Exercise:
Write out the records again, exactly, leaving none out.

[Stored data entries]
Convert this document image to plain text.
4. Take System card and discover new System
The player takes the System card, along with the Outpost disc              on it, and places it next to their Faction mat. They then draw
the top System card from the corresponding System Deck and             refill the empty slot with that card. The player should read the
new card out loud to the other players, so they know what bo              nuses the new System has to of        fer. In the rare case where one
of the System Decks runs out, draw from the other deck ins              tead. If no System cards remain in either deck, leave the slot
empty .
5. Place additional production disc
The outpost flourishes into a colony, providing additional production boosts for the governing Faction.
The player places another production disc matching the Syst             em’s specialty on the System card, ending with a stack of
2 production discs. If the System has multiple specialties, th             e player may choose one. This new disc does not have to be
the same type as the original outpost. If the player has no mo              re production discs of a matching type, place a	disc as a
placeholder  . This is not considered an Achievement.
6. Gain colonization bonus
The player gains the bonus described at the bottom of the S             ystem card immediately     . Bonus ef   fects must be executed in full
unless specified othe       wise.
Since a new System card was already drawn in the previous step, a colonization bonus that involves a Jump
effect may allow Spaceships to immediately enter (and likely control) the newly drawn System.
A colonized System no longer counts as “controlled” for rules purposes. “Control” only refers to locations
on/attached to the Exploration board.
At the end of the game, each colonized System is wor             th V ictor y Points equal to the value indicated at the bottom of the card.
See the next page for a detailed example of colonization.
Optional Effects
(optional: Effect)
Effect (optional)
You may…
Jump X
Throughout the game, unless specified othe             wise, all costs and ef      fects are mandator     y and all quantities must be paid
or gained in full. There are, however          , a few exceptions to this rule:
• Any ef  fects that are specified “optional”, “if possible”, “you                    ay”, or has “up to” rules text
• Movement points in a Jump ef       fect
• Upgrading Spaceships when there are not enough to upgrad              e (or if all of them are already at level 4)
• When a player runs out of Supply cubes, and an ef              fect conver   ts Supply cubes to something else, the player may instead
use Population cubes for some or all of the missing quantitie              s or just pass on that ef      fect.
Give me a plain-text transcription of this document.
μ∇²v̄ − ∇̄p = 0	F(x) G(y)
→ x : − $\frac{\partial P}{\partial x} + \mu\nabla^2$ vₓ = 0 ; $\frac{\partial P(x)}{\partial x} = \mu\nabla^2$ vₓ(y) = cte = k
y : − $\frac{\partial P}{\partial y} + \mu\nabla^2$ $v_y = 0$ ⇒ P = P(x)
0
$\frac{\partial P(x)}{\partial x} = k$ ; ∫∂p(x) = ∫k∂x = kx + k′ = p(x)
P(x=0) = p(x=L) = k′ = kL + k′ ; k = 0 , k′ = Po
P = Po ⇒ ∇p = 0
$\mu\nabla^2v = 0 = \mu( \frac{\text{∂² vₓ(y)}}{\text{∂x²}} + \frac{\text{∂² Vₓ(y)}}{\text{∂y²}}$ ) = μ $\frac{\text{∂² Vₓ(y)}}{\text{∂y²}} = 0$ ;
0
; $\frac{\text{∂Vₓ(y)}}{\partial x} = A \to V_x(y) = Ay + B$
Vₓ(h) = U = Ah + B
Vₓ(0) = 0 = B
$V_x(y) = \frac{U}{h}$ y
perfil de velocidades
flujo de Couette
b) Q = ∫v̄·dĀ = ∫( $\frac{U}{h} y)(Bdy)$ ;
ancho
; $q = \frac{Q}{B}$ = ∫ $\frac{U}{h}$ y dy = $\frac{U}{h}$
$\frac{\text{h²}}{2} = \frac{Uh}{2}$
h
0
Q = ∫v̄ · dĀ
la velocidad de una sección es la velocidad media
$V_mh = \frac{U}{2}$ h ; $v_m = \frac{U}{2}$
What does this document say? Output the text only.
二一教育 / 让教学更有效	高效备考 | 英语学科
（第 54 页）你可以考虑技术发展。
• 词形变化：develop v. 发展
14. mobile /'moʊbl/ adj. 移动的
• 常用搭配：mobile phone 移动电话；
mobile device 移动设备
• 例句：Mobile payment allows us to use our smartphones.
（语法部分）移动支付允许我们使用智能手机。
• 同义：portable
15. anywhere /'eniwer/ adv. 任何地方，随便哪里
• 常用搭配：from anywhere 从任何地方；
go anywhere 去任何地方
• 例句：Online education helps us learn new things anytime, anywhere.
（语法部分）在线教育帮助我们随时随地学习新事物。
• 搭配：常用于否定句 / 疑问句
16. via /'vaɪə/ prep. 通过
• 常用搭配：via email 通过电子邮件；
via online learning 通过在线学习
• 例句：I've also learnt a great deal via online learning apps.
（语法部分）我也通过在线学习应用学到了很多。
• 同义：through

Output:
Convert this document image to plain text.
4. Take System card and discover new System
The player takes the System card, along with the Outpost disc              on it, and places it next to their Faction mat. They then draw
the top System card from the corresponding System Deck and             refill the empty slot with that card. The player should read the
new card out loud to the other players, so they know what bo              nuses the new System has to of        fer. In the rare case where one
of the System Decks runs out, draw from the other deck ins              tead. If no System cards remain in either deck, leave the slot
empty .
5. Place additional production disc
The outpost flourishes into a colony, providing additional production boosts for the governing Faction.
The player places another production disc matching the Syst             em’s specialty on the System card, ending with a stack of
2 production discs. If the System has multiple specialties, th             e player may choose one. This new disc does not have to be
the same type as the original outpost. If the player has no mo              re production discs of a matching type, place a	disc as a
placeholder  . This is not considered an Achievement.
6. Gain colonization bonus
The player gains the bonus described at the bottom of the S             ystem card immediately     . Bonus ef   fects must be executed in full
unless specified othe       wise.
Since a new System card was already drawn in the previous step, a colonization bonus that involves a Jump
effect may allow Spaceships to immediately enter (and likely control) the newly drawn System.
A colonized System no longer counts as “controlled” for rules purposes. “Control” only refers to locations
on/attached to the Exploration board.
At the end of the game, each colonized System is wor             th V ictor y Points equal to the value indicated at the bottom of the card.
See the next page for a detailed example of colonization.
Optional Effects
(optional: Effect)
Effect (optional)
You may…
Jump X
Throughout the game, unless specified othe             wise, all costs and ef      fects are mandator     y and all quantities must be paid
or gained in full. There are, however          , a few exceptions to this rule:
• Any ef  fects that are specified “optional”, “if possible”, “you                    ay”, or has “up to” rules text
• Movement points in a Jump ef       fect
• Upgrading Spaceships when there are not enough to upgrad              e (or if all of them are already at level 4)
• When a player runs out of Supply cubes, and an ef              fect conver   ts Supply cubes to something else, the player may instead
use Population cubes for some or all of the missing quantitie              s or just pass on that ef      fect.
Give me a plain-text transcription of this document.
μ∇²v̄ − ∇̄p = 0	F(x) G(y)
→ x : − $\frac{\partial P}{\partial x} + \mu\nabla^2$ vₓ = 0 ; $\frac{\partial P(x)}{\partial x} = \mu\nabla^2$ vₓ(y) = cte = k
y : − $\frac{\partial P}{\partial y} + \mu\nabla^2$ $v_y = 0$ ⇒ P = P(x)
0
$\frac{\partial P(x)}{\partial x} = k$ ; ∫∂p(x) = ∫k∂x = kx + k′ = p(x)
P(x=0) = p(x=L) = k′ = kL + k′ ; k = 0 , k′ = Po
P = Po ⇒ ∇p = 0
$\mu\nabla^2v = 0 = \mu( \frac{\text{∂² vₓ(y)}}{\text{∂x²}} + \frac{\text{∂² Vₓ(y)}}{\text{∂y²}}$ ) = μ $\frac{\text{∂² Vₓ(y)}}{\text{∂y²}} = 0$ ;
0
; $\frac{\text{∂Vₓ(y)}}{\partial x} = A \to V_x(y) = Ay + B$
Vₓ(h) = U = Ah + B
Vₓ(0) = 0 = B
$V_x(y) = \frac{U}{h}$ y
perfil de velocidades
flujo de Couette
b) Q = ∫v̄·dĀ = ∫( $\frac{U}{h} y)(Bdy)$ ;
ancho
; $q = \frac{Q}{B}$ = ∫ $\frac{U}{h}$ y dy = $\frac{U}{h}$
$\frac{\text{h²}}{2} = \frac{Uh}{2}$
h
0
Q = ∫v̄ · dĀ
la velocidad de una sección es la velocidad media
$V_mh = \frac{U}{2}$ h ; $v_m = \frac{U}{2}$
What does this document say? Output the text only.
二一教育 / 让教学更有效	高效备考 | 英语学科
（第 54 页）你可以考虑技术发展。
• 词形变化：develop v. 发展
14. mobile /'moʊbl/ adj. 移动的
• 常用搭配：mobile phone 移动电话；
mobile device 移动设备
• 例句：Mobile payment allows us to use our smartphones.
（语法部分）移动支付允许我们使用智能手机。
• 同义：portable
15. anywhere /'eniwer/ adv. 任何地方，随便哪里
• 常用搭配：from anywhere 从任何地方；
go anywhere 去任何地方
• 例句：Online education helps us learn new things anytime, anywhere.
（语法部分）在线教育帮助我们随时随地学习新事物。
• 搭配：常用于否定句 / 疑问句
16. via /'vaɪə/ prep. 通过
• 常用搭配：via email 通过电子邮件；
via online learning 通过在线学习
• 例句：I've also learnt a great deal via online learning apps.
（语法部分）我也通过在线学习应用学到了很多。
• 同义：through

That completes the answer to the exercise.